**TASK STATEMENT**
In the records that follow, locate every line with "наилучших" and extract it.

━━ RECORDS FOR THE EXERCISE

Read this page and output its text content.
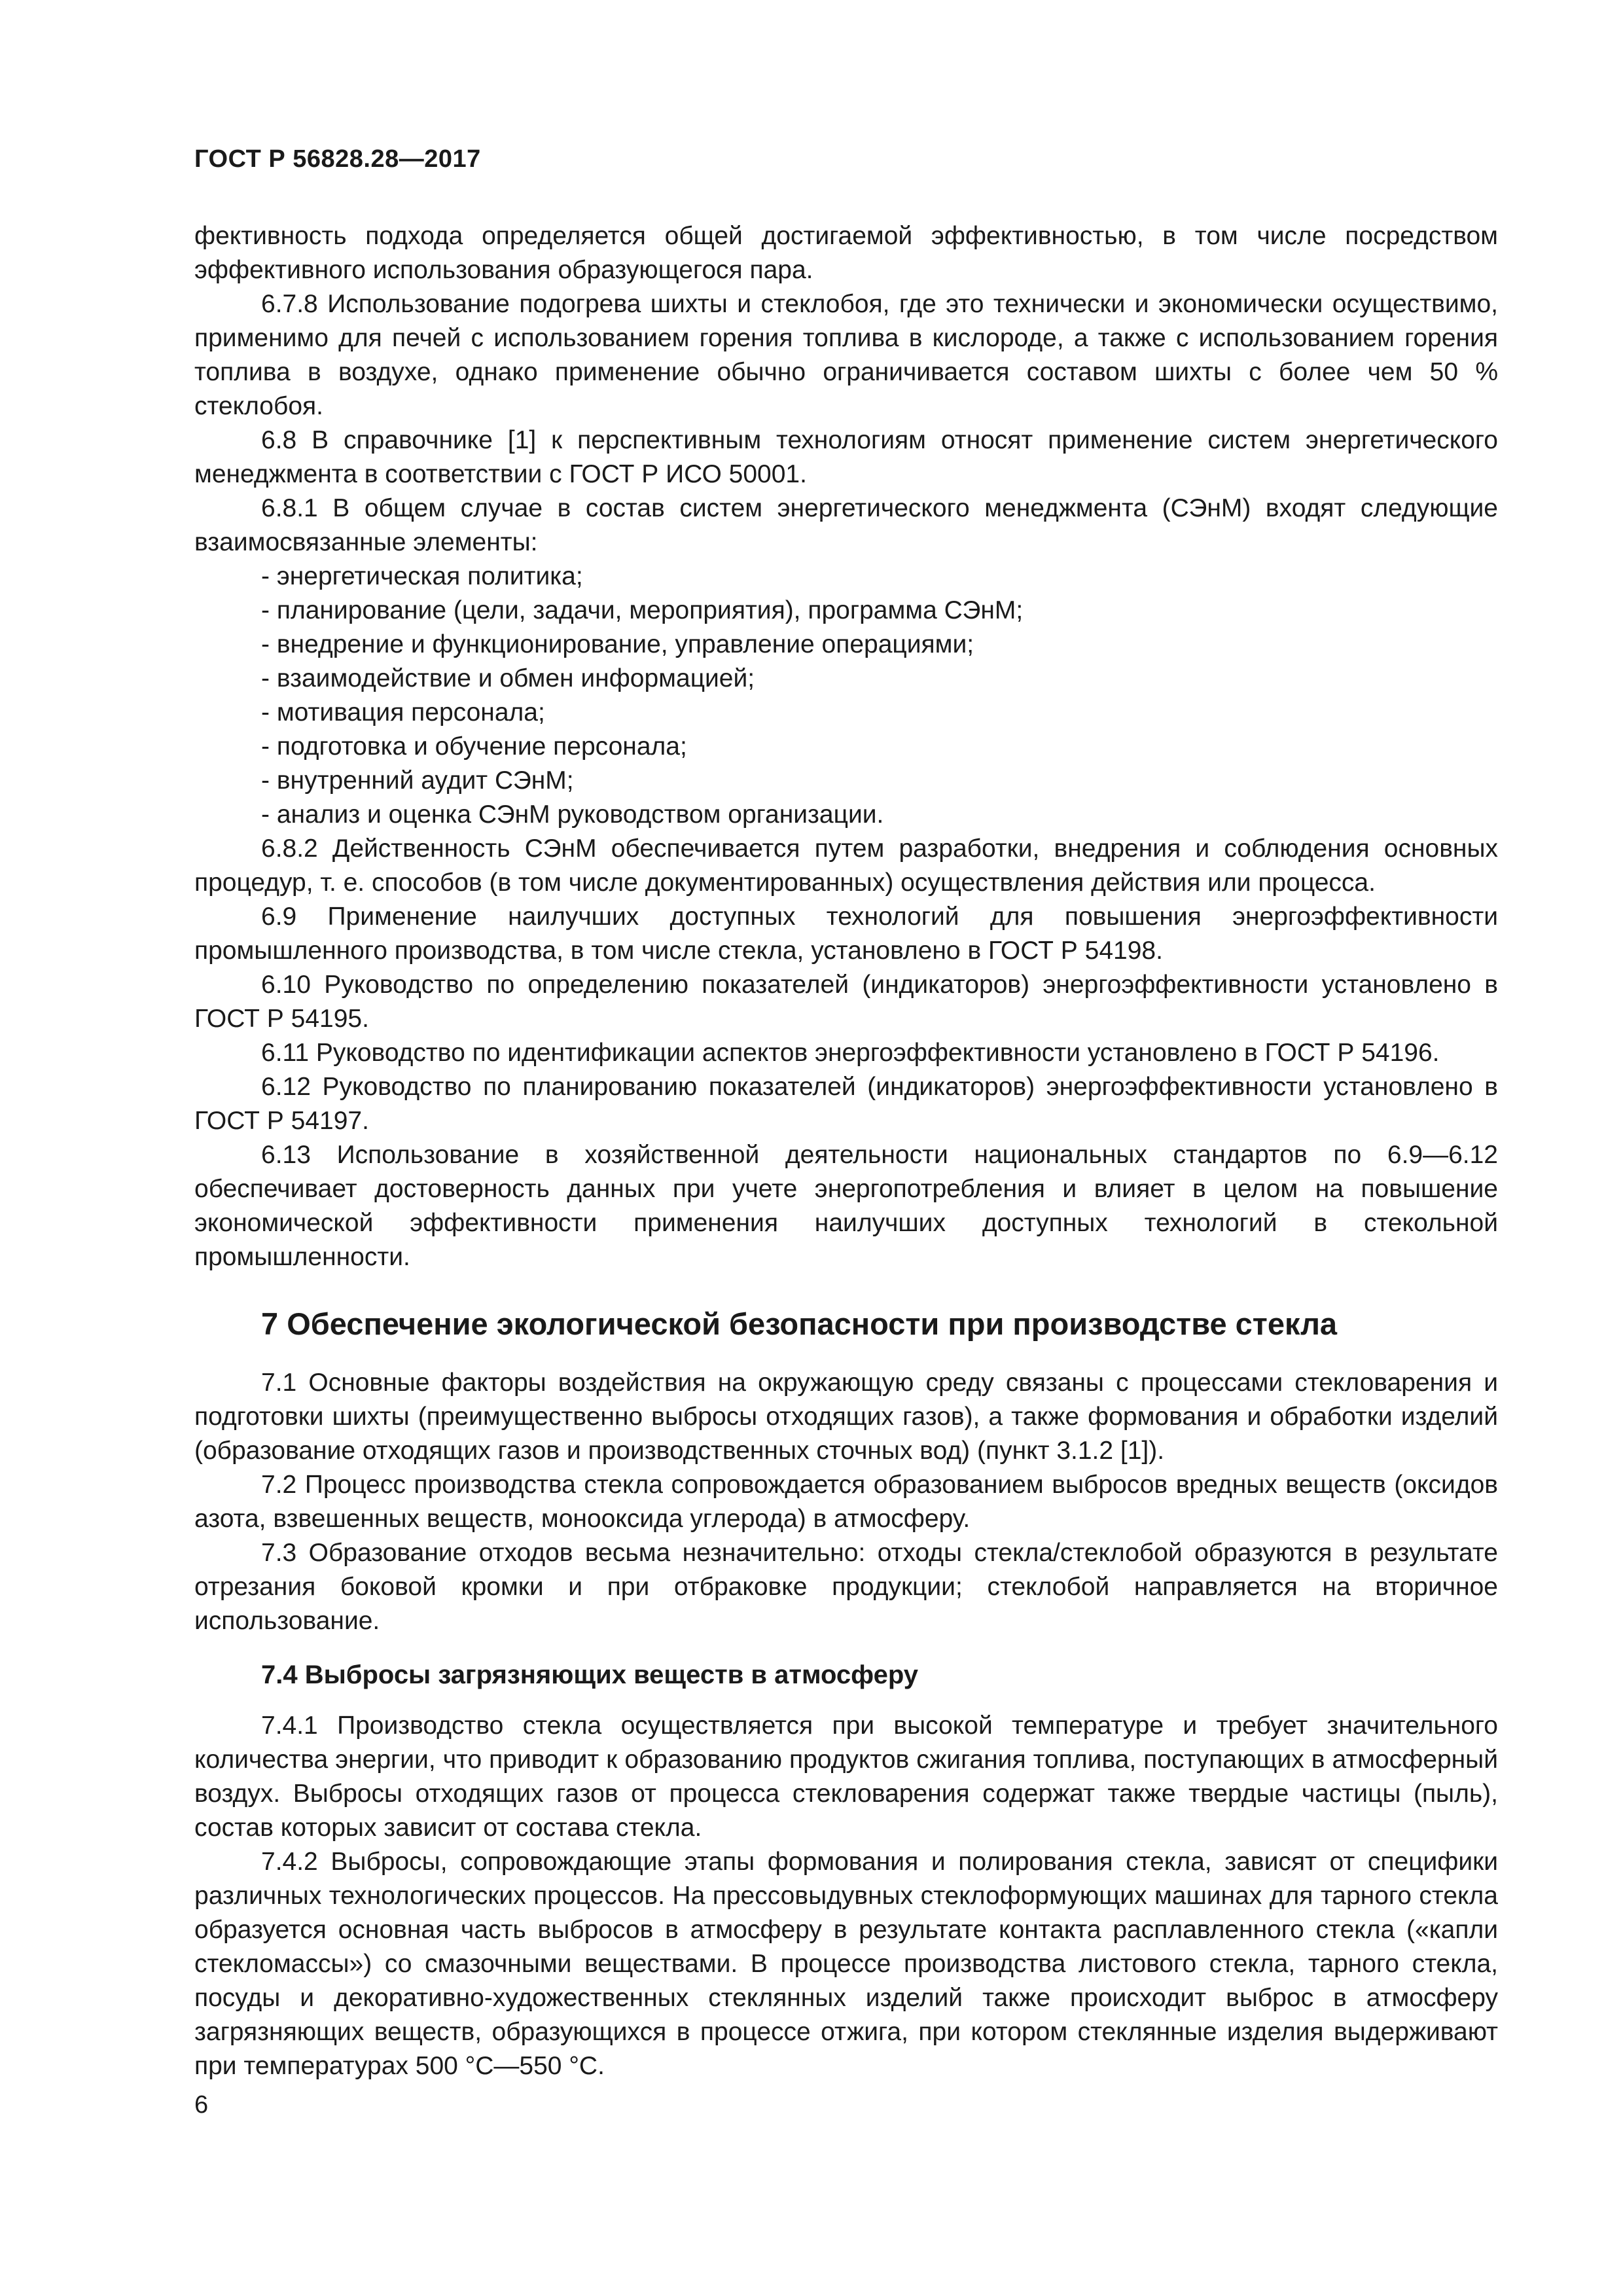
ГОСТ Р 56828.28—2017

фективность подхода определяется общей достигаемой эффективностью, в том числе посредством эффективного использования образующегося пара.

6.7.8 Использование подогрева шихты и стеклобоя, где это технически и экономически осуществимо, применимо для печей с использованием горения топлива в кислороде, а также с использованием горения топлива в воздухе, однако применение обычно ограничивается составом шихты с более чем 50 % стеклобоя.

6.8 В справочнике [1] к перспективным технологиям относят применение систем энергетического менеджмента в соответствии с ГОСТ Р ИСО 50001.

6.8.1 В общем случае в состав систем энергетического менеджмента (СЭнМ) входят следующие взаимосвязанные элементы:

- энергетическая политика;

- планирование (цели, задачи, мероприятия), программа СЭнМ;

- внедрение и функционирование, управление операциями;

- взаимодействие и обмен информацией;

- мотивация персонала;

- подготовка и обучение персонала;

- внутренний аудит СЭнМ;

- анализ и оценка СЭнМ руководством организации.

6.8.2 Действенность СЭнМ обеспечивается путем разработки, внедрения и соблюдения основных процедур, т. е. способов (в том числе документированных) осуществления действия или процесса.

6.9 Применение наилучших доступных технологий для повышения энергоэффективности промышленного производства, в том числе стекла, установлено в ГОСТ Р 54198.

6.10 Руководство по определению показателей (индикаторов) энергоэффективности установлено в ГОСТ Р 54195.

6.11 Руководство по идентификации аспектов энергоэффективности установлено в ГОСТ Р 54196.

6.12 Руководство по планированию показателей (индикаторов) энергоэффективности установлено в ГОСТ Р 54197.

6.13 Использование в хозяйственной деятельности национальных стандартов по 6.9—6.12 обеспечивает достоверность данных при учете энергопотребления и влияет в целом на повышение экономической эффективности применения наилучших доступных технологий в стекольной промышленности.

7 Обеспечение экологической безопасности при производстве стекла

7.1 Основные факторы воздействия на окружающую среду связаны с процессами стекловарения и подготовки шихты (преимущественно выбросы отходящих газов), а также формования и обработки изделий (образование отходящих газов и производственных сточных вод) (пункт 3.1.2 [1]).

7.2 Процесс производства стекла сопровождается образованием выбросов вредных веществ (оксидов азота, взвешенных веществ, монооксида углерода) в атмосферу.

7.3 Образование отходов весьма незначительно: отходы стекла/стеклобой образуются в результате отрезания боковой кромки и при отбраковке продукции; стеклобой направляется на вторичное использование.

7.4 Выбросы загрязняющих веществ в атмосферу

7.4.1 Производство стекла осуществляется при высокой температуре и требует значительного количества энергии, что приводит к образованию продуктов сжигания топлива, поступающих в атмосферный воздух. Выбросы отходящих газов от процесса стекловарения содержат также твердые частицы (пыль), состав которых зависит от состава стекла.

7.4.2 Выбросы, сопровождающие этапы формования и полирования стекла, зависят от специфики различных технологических процессов. На прессовыдувных стеклоформующих машинах для тарного стекла образуется основная часть выбросов в атмосферу в результате контакта расплавленного стекла («капли стекломассы») со смазочными веществами. В процессе производства листового стекла, тарного стекла, посуды и декоративно-художественных стеклянных изделий также происходит выброс в атмосферу загрязняющих веществ, образующихся в процессе отжига, при котором стеклянные изделия выдерживают при температурах 500 °С—550 °С.

6
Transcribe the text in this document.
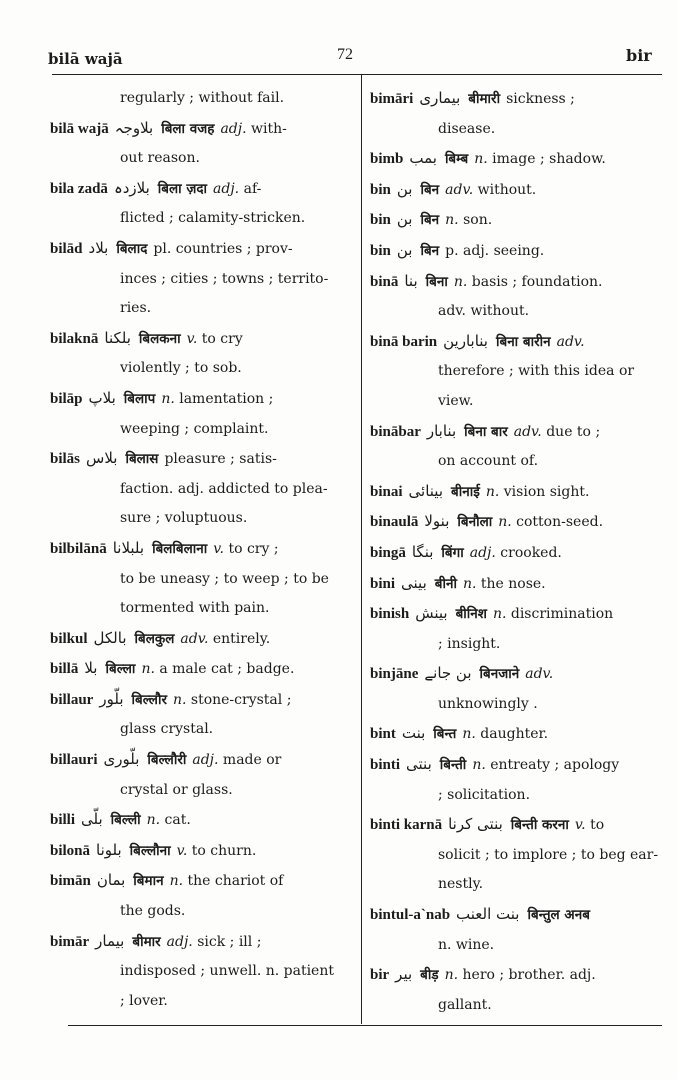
bilā wajā	72	bir
regularly ; without fail.
bilā wajā بلاوجہ बिला वजह adj. with-
out reason.
bila zadā بلازدہ बिला ज़दा adj. af-
flicted ; calamity-stricken.
bilād بلاد बिलाद pl. countries ; prov-
inces ; cities ; towns ; territo-
ries.
bilaknā بلکنا बिलकना v. to cry
violently ; to sob.
bilāp بلاپ बिलाप n. lamentation ;
weeping ; complaint.
bilās بلاس बिलास pleasure ; satis-
faction. adj. addicted to plea-
sure ; voluptuous.
bilbilānā بلبلانا बिलबिलाना v. to cry ;
to be uneasy ; to weep ; to be
tormented with pain.
bilkul بالکل बिलकुल adv. entirely.
billā بلا बिल्ला n. a male cat ; badge.
billaur بلّور बिल्लौर n. stone-crystal ;
glass crystal.
billauri بلّوری बिल्लौरी adj. made or
crystal or glass.
billi بلّی बिल्ली n. cat.
bilonā بلونا बिल्लौना v. to churn.
bimān بمان बिमान n. the chariot of
the gods.
bimār بیمار बीमार adj. sick ; ill ;
indisposed ; unwell. n. patient
; lover.
bimāri بیماری बीमारी sickness ;
disease.
bimb بمب बिम्ब n. image ; shadow.
bin بن बिन adv. without.
bin بن बिन n. son.
bin بن बिन p. adj. seeing.
binā بنا बिना n. basis ; foundation.
adv. without.
binā barin بنابارین बिना बारीन adv.
therefore ; with this idea or
view.
binābar بنابار बिना बार adv. due to ;
on account of.
binai بینائی बीनाई n. vision sight.
binaulā بنولا बिनौला n. cotton-seed.
bingā بنگا बिंगा adj. crooked.
bini بینی बीनी n. the nose.
binish بینش बीनिश n. discrimination
; insight.
binjāne بن جانے बिनजाने adv.
unknowingly .
bint بنت बिन्त n. daughter.
binti بنتی बिन्ती n. entreaty ; apology
; solicitation.
binti karnā بنتی کرنا बिन्ती करना v. to
solicit ; to implore ; to beg ear-
nestly.
bintul-a`nab بنت العنب बिन्तुल अनब
n. wine.
bir بیر बीड़ n. hero ; brother. adj.
gallant.
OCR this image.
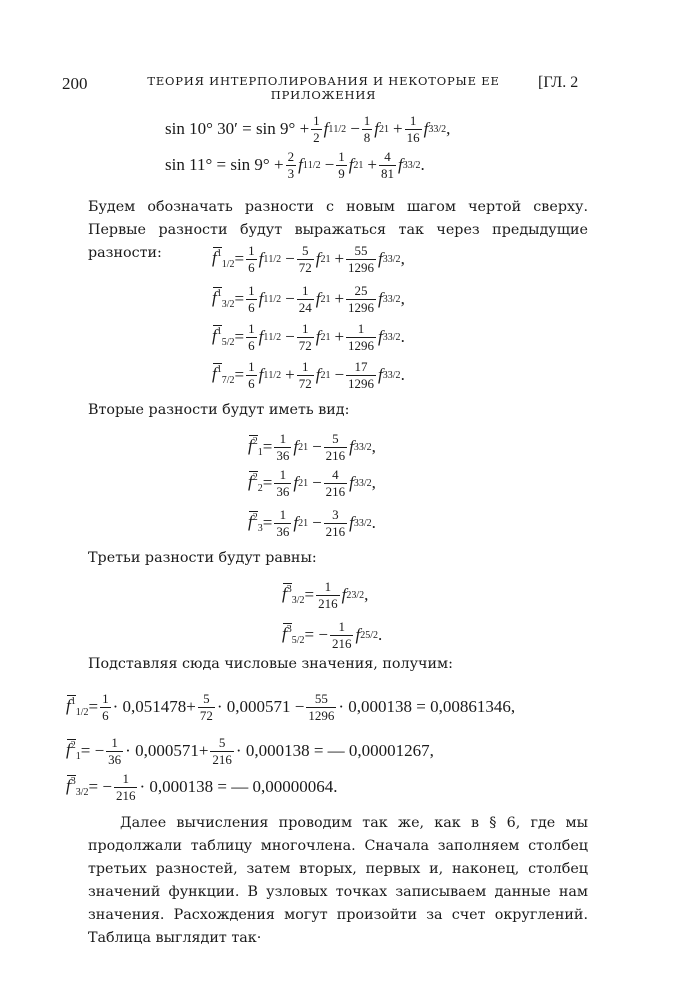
200	ТЕОРИЯ ИНТЕРПОЛИРОВАНИЯ И НЕКОТОРЫЕ ЕЕ ПРИЛОЖЕНИЯ
[ГЛ. 2
sin 10° $30' = \sin 9^\circ + \frac{1}{2}$ f 1 $1/2 - \frac{1}{8}$ f 2 $1 + \frac{1}{16}$ f 3 3/2 ,
$\sin 11^\circ = \sin 9^\circ + \frac{2}{3}$ f 1 $1/2 - \frac{1}{9}$ f 2 $1 + \frac{4}{81}$ f 3 3/2 .
Будем обозначать разности с новым шагом чертой сверху. Первые разности будут выражаться так через предыдущие разности:	$f^1_{1/2} = \frac{1}{6}$ f 1 $1/2 - \frac{5}{72}$ f 2 $1 + \frac{55}{1296}$ f 3 3/2 ,
$f^1_{3/2} = \frac{1}{6}$ f 1 $1/2 - \frac{1}{24}$ f 2 $1 + \frac{25}{1296}$ f 3 3/2 ,
$f^1_{5/2} = \frac{1}{6}$ f 1 $1/2 - \frac{1}{72}$ f 2 $1 + \frac{1}{1296}$ f 3 3/2 .
$f^1_{7/2} = \frac{1}{6}$ f 1 $1/2 + \frac{1}{72}$ f 2 $1 - \frac{17}{1296}$ f 3 3/2 .
Вторые разности будут иметь вид:
$f^2_1 = \frac{1}{36}$ f 2 $1 - \frac{5}{216}$ f 3 3/2 ,
$f^2_2 = \frac{1}{36}$ f 2 $1 - \frac{4}{216}$ f 3 3/2 ,
$f^2_3 = \frac{1}{36}$ f 2 $1 - \frac{3}{216}$ f 3 3/2 .
Третьи разности будут равны:
$f^3_{3/2} = \frac{1}{216}$ f 2 3/2 ,
$f^3_{5/2}$ = − $\frac{1}{216}$ f 2 5/2 .
Подставляя сюда числовые значения, получим:
$f^1_{1/2} = \frac{1}{6} \cdot 0,051478+ \frac{5}{72} \cdot 0,000571 - \frac{55}{1296} \cdot 0,000138 = 0,00861346$,
$f^2_1$ = − $\frac{1}{36} \cdot 0,000571+ \frac{5}{216} \cdot 0,000138$ = — 0,00001267,
$f^3_{3/2}$ = − $\frac{1}{216} \cdot 0,000138$ = — 0,00000064.
Далее вычисления проводим так же, как в § 6, где мы продолжали таблицу многочлена. Сначала заполняем столбец третьих разностей, затем вторых, первых и, наконец, столбец значений функции. В узловых точках записываем данные нам значения. Расхождения могут произойти за счет округлений. Таблица выглядит так·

━━━━

**RESULT**
6.9 Применение наилучших доступных технологий для повышения энергоэффективности промышленного производства, в том числе стекла, установлено в ГОСТ Р 54198.
6.13 Использование в хозяйственной деятельности национальных стандартов по 6.9—6.12 обеспечивает достоверность данных при учете энергопотребления и влияет в целом на повышение экономической эффективности применения наилучших доступных технологий в стекольной промышленности.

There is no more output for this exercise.